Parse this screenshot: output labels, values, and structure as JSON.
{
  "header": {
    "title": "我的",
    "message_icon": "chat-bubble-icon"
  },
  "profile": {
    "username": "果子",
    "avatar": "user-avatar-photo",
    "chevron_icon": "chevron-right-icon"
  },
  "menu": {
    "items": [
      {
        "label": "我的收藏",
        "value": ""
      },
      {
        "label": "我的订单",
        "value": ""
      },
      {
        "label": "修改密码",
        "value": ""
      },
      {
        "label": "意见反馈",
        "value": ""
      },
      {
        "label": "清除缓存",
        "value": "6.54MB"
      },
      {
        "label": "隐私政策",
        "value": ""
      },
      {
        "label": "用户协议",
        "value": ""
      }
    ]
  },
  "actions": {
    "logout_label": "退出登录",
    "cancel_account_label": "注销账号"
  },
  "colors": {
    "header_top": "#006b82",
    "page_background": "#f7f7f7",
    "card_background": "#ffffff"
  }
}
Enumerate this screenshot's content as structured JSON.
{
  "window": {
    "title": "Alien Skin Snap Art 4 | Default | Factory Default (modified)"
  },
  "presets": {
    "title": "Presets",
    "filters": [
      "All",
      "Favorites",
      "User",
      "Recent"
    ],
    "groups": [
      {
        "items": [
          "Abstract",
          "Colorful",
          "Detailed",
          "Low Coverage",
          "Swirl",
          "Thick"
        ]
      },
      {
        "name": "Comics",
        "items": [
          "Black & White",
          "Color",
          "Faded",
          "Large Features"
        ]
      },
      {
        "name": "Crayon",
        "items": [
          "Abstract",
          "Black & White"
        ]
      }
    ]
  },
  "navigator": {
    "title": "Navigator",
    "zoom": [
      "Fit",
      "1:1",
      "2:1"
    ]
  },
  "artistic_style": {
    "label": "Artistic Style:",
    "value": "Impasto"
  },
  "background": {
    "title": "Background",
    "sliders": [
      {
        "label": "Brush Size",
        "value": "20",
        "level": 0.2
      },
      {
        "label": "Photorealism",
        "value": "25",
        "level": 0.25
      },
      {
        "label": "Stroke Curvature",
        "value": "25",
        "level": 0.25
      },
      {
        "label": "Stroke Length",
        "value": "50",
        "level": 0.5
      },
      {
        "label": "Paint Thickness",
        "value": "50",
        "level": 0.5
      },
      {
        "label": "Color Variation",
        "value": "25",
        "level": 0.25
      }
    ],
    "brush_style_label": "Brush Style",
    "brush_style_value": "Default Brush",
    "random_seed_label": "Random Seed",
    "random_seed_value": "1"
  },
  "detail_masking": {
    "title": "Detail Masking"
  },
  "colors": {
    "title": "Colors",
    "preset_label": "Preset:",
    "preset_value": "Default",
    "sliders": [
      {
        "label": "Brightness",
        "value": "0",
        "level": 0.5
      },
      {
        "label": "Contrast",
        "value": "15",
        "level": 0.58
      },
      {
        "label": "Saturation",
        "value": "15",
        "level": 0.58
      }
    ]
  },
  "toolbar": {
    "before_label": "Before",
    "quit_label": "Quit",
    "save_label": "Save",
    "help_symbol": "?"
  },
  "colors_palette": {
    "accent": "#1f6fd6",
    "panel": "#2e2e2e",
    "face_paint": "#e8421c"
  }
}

__________

- _Directive_
Using the listing above, pick out each line that contains the word "JSON", then copy it.

- _Written solution_
Parse this screenshot: output labels, values, and structure as JSON.
Enumerate this screenshot's content as structured JSON.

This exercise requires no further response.